Ultimate Guide to Inventory Optimization Global Multistage

What is Inventory Optimization ?

Inventory planning is a continuous optimization effort for organizations, vital for smooth supply chain operations amidst uncertainty. It faces hurdles like demand variability, supply chain complexity, and cost management. Overcoming challenges such as inconsistent tracking and stock imbalances is critical to maintaining customer satisfaction.

Poor Inventory Optimization leads below Business nodes Suffer.

• Too Much Inventory – Finance Department
• Not enough Inventory – Customers
• Right Inventory, Wrong Place or Wrong time – Supply Chain Planners

The below image is a Simple Supply chain network in which you can view different nodes of supply chain and consider which location should be your safety stock node.

• Procurement: Procurement with respect to inventory planning, is the crucial process of acquiring the necessary materials and goods from suppliers to meet the demands identified in the inventory plan. It’s the execution arm that ensures the inventory levels planned are actually achieved and maintained.

-- -- --

TASKS AND EXERCISES:
#1 Write out the inventory optimization guide above word for word, from start to finish.
#2 From the listing below, pull out the line containing "text-line: new bills", the line containing "text-line: pharmaceuticals—a system", and every line between them, each copied word for word.

-- -- --

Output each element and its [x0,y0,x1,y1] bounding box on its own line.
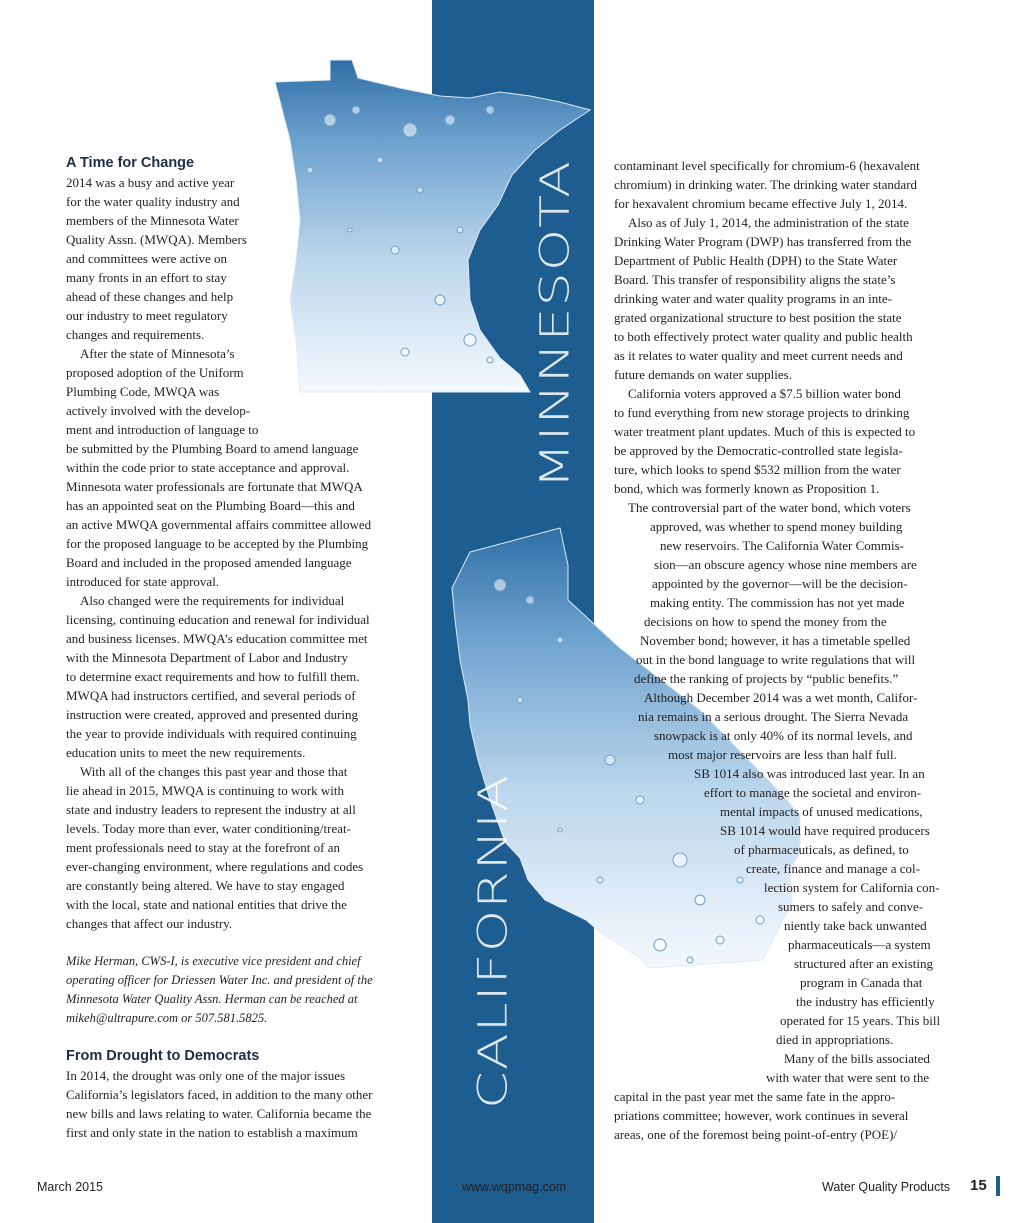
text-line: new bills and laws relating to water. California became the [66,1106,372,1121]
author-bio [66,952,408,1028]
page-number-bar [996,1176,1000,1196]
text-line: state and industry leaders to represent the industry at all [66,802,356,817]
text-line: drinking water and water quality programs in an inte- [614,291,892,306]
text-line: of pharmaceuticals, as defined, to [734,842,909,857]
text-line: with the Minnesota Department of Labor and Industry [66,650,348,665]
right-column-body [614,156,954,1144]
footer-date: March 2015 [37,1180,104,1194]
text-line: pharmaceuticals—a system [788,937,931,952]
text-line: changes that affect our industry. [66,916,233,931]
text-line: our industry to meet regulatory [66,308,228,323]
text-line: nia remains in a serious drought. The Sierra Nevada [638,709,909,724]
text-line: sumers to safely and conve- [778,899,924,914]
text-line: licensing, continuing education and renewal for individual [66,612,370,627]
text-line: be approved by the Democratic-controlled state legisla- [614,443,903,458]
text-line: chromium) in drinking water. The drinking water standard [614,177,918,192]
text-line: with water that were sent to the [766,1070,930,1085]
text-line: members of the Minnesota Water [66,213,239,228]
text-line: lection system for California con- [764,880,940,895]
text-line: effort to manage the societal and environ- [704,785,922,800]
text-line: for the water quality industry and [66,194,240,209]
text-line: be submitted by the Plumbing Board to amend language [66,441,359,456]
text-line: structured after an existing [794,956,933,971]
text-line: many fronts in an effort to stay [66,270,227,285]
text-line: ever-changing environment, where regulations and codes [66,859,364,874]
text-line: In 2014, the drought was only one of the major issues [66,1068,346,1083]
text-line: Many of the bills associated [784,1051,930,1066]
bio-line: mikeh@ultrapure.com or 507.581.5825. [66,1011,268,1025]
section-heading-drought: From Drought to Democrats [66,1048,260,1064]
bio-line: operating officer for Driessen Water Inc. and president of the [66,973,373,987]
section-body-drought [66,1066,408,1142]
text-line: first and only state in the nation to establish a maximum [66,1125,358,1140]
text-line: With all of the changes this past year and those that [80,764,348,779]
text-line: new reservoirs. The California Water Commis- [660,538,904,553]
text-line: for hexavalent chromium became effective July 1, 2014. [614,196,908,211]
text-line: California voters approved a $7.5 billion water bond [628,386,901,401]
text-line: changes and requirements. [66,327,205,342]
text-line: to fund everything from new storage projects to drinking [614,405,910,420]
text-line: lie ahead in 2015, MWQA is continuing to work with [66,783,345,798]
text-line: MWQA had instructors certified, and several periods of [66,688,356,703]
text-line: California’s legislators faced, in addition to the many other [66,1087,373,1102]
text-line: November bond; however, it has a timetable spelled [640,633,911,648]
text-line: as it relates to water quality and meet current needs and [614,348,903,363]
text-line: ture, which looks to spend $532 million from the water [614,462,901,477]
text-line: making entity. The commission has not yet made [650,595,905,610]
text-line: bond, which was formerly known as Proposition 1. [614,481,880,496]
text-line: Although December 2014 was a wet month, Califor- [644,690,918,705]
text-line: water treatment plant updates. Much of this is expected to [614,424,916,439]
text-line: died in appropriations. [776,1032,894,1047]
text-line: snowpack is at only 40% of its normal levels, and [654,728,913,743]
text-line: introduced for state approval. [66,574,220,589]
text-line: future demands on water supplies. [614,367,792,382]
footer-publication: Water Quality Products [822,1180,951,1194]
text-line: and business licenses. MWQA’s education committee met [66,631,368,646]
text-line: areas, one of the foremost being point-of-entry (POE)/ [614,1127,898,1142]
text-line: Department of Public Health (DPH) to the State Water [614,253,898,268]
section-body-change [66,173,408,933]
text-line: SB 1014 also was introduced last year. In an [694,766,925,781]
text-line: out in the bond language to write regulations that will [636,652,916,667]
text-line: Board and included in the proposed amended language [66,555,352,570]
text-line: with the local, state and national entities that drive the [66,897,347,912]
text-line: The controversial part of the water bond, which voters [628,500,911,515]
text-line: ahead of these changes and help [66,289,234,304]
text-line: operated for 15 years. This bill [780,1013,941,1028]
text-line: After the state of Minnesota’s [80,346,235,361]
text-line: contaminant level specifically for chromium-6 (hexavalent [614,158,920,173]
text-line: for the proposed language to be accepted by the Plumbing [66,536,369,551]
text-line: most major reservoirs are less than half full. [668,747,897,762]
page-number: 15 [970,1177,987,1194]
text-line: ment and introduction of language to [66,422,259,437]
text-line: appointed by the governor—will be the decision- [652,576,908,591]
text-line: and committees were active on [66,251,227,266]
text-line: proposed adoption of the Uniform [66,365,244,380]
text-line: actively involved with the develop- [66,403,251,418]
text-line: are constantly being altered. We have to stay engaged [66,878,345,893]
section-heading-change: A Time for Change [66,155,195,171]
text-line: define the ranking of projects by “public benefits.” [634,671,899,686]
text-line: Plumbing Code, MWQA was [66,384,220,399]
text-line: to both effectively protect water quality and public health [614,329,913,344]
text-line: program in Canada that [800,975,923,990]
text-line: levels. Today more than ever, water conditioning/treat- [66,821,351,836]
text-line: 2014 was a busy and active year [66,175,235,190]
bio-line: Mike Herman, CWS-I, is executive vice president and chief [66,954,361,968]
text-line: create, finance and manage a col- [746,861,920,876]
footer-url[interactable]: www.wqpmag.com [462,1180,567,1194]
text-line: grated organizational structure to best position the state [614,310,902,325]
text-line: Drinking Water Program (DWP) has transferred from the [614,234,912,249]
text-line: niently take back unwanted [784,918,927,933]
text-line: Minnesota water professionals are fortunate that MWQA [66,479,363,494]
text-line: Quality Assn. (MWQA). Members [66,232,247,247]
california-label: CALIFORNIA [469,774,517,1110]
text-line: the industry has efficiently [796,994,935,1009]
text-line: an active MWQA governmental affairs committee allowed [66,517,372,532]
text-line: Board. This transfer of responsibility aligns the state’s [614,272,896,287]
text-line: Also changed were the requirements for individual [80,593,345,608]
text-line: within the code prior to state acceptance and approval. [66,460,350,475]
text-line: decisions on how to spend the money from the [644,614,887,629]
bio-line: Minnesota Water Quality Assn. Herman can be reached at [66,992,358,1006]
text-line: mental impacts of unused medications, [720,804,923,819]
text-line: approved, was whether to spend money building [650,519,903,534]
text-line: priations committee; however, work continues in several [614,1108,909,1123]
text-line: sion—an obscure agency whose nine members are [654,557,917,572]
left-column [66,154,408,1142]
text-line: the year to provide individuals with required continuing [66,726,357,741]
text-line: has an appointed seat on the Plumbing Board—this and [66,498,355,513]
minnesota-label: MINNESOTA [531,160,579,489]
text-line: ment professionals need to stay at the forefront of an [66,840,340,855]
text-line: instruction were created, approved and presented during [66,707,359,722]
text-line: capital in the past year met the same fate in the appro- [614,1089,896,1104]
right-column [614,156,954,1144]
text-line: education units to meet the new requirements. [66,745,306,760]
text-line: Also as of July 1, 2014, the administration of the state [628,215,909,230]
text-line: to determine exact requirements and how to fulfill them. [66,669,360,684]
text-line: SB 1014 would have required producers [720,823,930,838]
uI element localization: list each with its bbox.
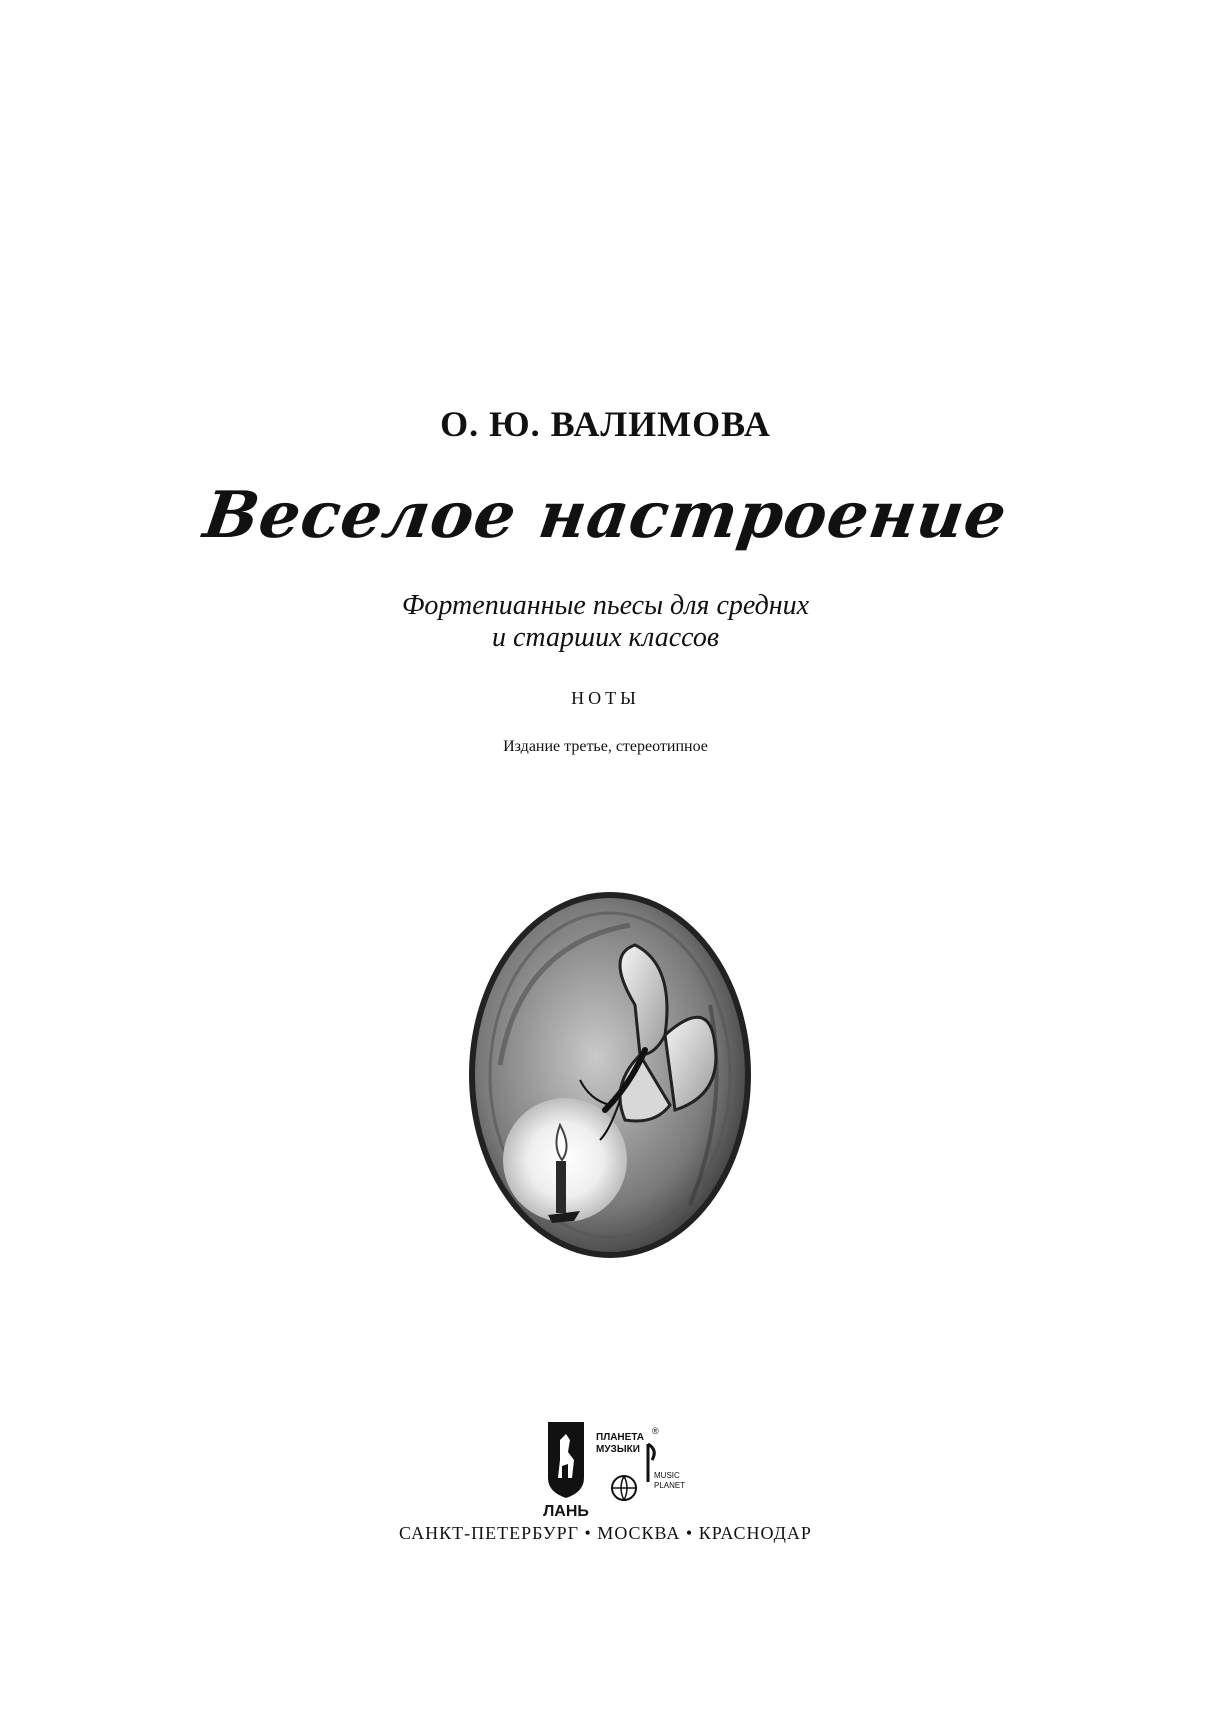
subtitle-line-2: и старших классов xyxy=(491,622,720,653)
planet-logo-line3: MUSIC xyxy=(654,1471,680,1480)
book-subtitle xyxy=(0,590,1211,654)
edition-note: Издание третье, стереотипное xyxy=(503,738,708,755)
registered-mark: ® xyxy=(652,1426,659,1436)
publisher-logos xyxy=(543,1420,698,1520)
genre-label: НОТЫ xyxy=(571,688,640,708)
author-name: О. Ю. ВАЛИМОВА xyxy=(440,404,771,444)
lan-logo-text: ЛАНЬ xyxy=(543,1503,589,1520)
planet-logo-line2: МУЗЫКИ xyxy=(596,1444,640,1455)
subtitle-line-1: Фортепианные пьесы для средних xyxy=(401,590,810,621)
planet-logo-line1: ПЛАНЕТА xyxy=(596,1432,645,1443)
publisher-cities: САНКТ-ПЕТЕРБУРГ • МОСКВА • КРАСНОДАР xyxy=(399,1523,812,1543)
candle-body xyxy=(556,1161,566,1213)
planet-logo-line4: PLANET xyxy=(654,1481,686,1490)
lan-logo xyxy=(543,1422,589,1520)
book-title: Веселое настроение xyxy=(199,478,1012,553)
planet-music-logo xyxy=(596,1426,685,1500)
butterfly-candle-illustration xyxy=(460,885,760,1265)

-- -- --

ANSWERS FOR THE TASKS:
#1
Ultimate Guide to Inventory Optimization Global Multistage

What is Inventory Optimization ?

Inventory planning is a continuous optimization effort for organizations, vital for smooth supply chain operations amidst uncertainty. It faces hurdles like demand variability, supply chain complexity, and cost management. Overcoming challenges such as inconsistent tracking and stock imbalances is critical to maintaining customer satisfaction.

Poor Inventory Optimization leads below Business nodes Suffer.

• Too Much Inventory – Finance Department
• Not enough Inventory – Customers
• Right Inventory, Wrong Place or Wrong time – Supply Chain Planners

The below image is a Simple Supply chain network in which you can view different nodes of supply chain and consider which location should be your safety stock node.

• Procurement: Procurement with respect to inventory planning, is the crucial process of acquiring the necessary materials and goods from suppliers to meet the demands identified in the inventory plan. It’s the execution arm that ensures the inventory levels planned are actually achieved and maintained.

#2
text-line: new bills and laws relating to water. California became the [66,1106,372,1121]
author-bio [66,952,408,1028]
page-number-bar [996,1176,1000,1196]
text-line: state and industry leaders to represent the industry at all [66,802,356,817]
text-line: drinking water and water quality programs in an inte- [614,291,892,306]
text-line: of pharmaceuticals, as defined, to [734,842,909,857]
text-line: with the Minnesota Department of Labor and Industry [66,650,348,665]
right-column-body [614,156,954,1144]
footer-date: March 2015 [37,1180,104,1194]
text-line: pharmaceuticals—a system [788,937,931,952]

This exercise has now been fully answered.